[Material start]

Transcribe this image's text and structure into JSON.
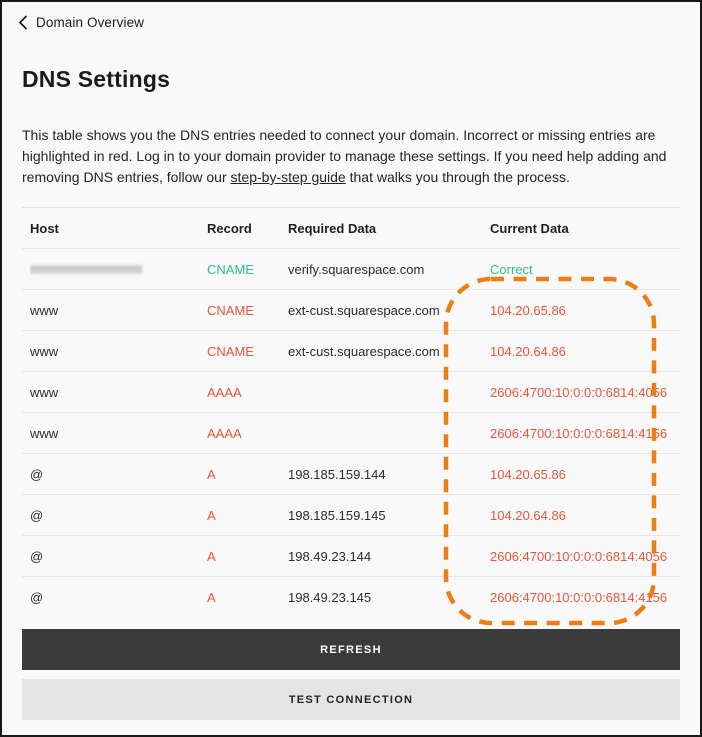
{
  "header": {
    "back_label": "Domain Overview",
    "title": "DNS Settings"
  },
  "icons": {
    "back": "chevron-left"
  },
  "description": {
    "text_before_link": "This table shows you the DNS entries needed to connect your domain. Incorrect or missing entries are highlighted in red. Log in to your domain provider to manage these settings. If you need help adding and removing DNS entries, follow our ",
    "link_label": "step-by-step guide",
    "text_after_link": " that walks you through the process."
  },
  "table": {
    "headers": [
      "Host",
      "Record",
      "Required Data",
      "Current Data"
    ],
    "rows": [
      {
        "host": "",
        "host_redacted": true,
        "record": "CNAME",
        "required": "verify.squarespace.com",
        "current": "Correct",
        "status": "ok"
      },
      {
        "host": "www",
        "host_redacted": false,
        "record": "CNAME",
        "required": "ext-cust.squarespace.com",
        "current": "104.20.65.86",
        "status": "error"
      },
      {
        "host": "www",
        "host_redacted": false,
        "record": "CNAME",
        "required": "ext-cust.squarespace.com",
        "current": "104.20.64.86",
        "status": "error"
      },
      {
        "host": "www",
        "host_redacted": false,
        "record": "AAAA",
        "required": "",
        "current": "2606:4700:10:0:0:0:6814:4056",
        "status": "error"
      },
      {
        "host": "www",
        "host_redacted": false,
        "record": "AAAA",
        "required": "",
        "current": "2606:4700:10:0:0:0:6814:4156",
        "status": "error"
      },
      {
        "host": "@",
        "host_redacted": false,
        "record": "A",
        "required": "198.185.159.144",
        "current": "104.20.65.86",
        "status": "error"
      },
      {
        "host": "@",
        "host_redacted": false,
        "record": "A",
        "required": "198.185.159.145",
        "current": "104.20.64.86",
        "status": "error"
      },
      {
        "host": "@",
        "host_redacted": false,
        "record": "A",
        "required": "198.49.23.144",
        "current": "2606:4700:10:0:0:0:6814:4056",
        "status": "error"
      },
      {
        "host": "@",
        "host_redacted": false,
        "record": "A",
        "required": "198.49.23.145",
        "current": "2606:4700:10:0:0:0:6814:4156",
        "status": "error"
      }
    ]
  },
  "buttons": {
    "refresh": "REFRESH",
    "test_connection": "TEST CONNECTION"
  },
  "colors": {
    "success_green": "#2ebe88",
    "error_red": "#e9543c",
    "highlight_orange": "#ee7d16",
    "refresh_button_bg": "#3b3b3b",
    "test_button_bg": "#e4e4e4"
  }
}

[Material end]
[Material start]

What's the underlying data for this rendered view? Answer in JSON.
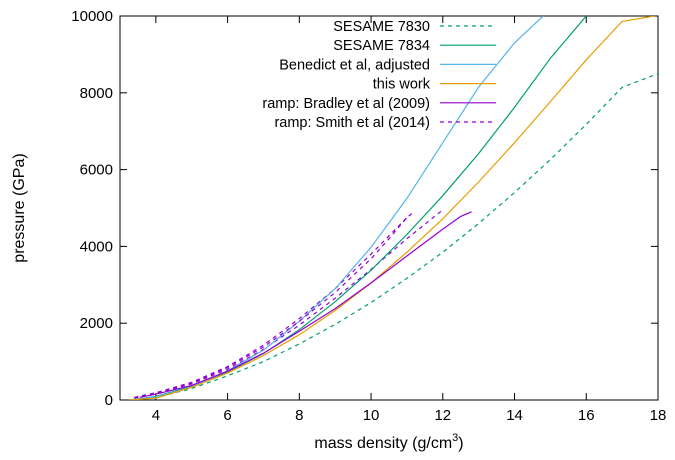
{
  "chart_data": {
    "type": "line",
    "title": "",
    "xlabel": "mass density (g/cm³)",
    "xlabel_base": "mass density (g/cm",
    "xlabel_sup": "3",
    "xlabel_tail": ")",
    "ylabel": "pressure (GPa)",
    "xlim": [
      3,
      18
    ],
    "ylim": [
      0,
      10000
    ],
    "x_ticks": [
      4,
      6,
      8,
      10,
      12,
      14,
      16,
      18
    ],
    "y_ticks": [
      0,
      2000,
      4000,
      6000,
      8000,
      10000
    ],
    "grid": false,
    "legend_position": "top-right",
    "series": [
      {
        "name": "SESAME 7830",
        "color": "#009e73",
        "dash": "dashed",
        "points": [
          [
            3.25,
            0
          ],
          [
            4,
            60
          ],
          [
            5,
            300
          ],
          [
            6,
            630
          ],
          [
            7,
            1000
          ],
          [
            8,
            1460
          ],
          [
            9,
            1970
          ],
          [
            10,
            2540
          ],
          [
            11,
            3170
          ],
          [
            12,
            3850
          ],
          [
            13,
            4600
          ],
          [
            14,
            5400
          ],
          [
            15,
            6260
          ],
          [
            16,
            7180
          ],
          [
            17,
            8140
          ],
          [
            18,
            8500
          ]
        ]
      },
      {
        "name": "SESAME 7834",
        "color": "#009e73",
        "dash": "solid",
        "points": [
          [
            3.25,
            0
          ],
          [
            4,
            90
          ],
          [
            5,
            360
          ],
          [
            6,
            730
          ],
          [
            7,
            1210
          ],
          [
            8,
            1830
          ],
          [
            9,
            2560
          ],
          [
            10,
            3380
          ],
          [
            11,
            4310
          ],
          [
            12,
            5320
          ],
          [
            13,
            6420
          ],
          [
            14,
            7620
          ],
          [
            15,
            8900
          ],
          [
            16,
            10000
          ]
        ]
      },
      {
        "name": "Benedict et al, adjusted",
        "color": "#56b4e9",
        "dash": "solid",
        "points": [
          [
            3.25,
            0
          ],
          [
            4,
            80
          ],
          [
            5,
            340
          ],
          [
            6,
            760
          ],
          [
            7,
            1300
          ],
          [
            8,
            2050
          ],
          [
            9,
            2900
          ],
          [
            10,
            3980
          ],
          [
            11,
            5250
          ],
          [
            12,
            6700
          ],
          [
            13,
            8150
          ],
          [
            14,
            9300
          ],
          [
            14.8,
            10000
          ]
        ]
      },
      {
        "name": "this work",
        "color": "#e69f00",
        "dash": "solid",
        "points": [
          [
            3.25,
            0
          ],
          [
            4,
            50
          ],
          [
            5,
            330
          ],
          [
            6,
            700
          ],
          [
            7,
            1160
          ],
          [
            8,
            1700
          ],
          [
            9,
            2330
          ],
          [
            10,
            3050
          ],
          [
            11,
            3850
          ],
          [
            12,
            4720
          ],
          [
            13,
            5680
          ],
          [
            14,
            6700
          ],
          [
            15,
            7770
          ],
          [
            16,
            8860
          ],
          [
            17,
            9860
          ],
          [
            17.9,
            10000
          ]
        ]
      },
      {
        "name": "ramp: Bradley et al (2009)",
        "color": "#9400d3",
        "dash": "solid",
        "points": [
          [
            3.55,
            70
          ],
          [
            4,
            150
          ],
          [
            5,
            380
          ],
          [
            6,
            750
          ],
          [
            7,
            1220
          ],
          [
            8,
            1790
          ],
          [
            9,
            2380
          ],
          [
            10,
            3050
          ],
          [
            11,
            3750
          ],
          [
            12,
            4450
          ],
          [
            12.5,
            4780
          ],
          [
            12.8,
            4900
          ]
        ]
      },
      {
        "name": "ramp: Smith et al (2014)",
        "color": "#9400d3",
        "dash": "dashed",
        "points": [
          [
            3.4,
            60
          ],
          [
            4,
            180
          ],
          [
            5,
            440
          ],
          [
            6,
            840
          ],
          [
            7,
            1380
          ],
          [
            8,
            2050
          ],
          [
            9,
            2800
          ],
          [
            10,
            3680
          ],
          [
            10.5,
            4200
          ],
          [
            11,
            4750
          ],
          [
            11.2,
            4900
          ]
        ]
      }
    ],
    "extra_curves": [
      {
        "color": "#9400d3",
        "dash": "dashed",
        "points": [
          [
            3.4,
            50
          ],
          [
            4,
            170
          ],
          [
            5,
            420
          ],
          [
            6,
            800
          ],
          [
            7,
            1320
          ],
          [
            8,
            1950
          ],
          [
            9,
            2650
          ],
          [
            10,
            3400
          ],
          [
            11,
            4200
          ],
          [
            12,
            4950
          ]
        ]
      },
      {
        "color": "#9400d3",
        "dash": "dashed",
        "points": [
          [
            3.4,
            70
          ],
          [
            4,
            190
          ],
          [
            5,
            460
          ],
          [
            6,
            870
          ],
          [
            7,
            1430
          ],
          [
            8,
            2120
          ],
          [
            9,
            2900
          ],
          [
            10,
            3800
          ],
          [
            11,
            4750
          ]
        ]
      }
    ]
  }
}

[Material end]
[Material start]

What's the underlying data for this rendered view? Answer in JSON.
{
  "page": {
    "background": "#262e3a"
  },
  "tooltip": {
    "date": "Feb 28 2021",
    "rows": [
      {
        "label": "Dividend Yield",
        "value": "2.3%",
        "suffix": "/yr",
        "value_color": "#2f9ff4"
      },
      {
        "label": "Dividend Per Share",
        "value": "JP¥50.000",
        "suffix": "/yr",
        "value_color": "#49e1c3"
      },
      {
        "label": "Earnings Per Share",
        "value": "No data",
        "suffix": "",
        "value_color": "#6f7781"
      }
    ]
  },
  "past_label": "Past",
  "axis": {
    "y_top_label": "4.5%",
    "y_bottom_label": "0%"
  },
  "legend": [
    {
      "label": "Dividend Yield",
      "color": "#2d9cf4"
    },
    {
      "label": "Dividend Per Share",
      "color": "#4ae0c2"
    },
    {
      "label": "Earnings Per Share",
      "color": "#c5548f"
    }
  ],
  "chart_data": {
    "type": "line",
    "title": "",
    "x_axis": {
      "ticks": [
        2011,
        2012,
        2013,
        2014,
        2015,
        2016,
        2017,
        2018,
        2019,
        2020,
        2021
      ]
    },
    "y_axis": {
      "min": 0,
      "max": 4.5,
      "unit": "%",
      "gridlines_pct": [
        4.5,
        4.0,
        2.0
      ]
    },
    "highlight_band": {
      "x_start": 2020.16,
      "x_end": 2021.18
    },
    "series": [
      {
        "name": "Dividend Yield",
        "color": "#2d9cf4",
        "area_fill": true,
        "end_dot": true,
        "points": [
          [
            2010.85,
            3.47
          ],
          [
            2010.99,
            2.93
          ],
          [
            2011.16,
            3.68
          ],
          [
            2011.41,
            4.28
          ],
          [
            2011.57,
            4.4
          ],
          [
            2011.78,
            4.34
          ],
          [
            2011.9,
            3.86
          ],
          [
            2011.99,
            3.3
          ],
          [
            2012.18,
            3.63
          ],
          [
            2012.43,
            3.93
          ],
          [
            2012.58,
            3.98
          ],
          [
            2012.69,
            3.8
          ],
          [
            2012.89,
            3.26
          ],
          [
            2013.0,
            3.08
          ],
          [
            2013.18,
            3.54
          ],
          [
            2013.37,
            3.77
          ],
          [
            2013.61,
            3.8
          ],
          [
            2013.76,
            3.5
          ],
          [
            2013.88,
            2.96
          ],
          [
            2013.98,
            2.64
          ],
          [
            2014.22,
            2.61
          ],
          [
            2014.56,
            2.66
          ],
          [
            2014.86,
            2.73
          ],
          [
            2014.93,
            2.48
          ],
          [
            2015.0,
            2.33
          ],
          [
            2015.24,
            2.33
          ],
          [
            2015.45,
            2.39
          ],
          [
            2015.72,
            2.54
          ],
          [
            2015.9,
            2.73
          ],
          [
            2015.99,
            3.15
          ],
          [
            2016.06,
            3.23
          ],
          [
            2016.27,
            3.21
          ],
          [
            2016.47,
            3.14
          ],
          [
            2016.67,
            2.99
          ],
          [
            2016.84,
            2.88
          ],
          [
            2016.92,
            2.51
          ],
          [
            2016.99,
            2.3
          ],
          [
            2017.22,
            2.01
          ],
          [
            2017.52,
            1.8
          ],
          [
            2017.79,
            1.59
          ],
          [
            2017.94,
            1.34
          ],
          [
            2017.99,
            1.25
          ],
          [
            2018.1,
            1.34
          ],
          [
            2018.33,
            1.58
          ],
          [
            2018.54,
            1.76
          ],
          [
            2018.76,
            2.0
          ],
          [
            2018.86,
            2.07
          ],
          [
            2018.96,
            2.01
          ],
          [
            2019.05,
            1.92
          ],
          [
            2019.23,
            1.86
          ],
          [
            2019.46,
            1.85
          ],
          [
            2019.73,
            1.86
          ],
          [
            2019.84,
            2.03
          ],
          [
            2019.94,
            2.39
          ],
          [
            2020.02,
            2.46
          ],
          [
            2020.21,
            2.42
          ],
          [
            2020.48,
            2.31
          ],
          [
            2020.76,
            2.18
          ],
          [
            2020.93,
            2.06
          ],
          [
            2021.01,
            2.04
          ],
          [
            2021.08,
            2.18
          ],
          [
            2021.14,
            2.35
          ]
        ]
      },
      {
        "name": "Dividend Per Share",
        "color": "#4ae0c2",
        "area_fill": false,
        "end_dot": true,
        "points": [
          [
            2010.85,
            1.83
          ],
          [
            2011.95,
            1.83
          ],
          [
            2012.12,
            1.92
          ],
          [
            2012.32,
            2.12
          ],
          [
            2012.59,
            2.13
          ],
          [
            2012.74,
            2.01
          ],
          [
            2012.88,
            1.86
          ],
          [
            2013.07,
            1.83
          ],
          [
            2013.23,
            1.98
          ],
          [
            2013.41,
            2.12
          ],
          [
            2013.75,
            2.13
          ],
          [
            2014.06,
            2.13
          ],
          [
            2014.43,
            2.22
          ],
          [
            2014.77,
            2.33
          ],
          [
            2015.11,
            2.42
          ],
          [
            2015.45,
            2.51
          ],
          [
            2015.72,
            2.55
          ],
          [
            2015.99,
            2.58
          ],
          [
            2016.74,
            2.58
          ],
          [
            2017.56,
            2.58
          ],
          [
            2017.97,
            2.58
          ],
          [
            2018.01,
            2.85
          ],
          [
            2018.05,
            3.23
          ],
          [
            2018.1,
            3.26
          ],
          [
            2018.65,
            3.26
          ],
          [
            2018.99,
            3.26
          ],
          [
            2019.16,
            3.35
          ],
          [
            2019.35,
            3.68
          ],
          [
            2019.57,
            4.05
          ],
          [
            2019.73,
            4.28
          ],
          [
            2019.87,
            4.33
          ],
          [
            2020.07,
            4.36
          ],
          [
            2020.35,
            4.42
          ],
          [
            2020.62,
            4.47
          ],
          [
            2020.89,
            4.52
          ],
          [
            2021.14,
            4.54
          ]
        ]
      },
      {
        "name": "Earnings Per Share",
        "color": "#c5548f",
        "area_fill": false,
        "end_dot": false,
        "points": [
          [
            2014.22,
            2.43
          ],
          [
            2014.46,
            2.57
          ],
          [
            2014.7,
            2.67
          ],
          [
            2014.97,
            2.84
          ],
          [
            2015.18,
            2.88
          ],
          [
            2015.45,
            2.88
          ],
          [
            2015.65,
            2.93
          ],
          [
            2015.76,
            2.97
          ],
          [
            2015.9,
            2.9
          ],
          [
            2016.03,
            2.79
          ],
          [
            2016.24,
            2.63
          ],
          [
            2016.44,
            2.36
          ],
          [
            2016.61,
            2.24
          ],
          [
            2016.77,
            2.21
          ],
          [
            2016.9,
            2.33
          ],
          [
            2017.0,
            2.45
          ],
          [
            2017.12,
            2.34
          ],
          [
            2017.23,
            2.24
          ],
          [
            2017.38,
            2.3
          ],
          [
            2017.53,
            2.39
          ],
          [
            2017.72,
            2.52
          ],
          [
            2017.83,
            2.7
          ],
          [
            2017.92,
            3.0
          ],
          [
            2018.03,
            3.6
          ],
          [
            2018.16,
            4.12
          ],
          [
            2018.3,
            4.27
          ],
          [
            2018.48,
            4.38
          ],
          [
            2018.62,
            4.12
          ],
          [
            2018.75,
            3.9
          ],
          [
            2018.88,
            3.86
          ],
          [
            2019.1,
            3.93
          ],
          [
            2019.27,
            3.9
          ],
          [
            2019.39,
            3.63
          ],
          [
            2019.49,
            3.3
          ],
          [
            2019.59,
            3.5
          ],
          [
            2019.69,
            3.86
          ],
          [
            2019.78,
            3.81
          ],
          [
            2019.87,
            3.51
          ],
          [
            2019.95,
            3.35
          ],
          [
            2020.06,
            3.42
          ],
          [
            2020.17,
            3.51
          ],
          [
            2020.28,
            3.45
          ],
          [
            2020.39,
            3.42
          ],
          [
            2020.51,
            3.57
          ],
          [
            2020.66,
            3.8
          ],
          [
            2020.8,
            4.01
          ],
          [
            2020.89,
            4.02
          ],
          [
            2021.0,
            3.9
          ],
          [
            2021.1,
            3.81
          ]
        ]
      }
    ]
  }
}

[Material end]

### Work instructions
Copy the lines from the entries above in which the word "mass" appears.

### Task answer
    "xlabel": "mass density (g/cm³)",
    "xlabel_base": "mass density (g/cm",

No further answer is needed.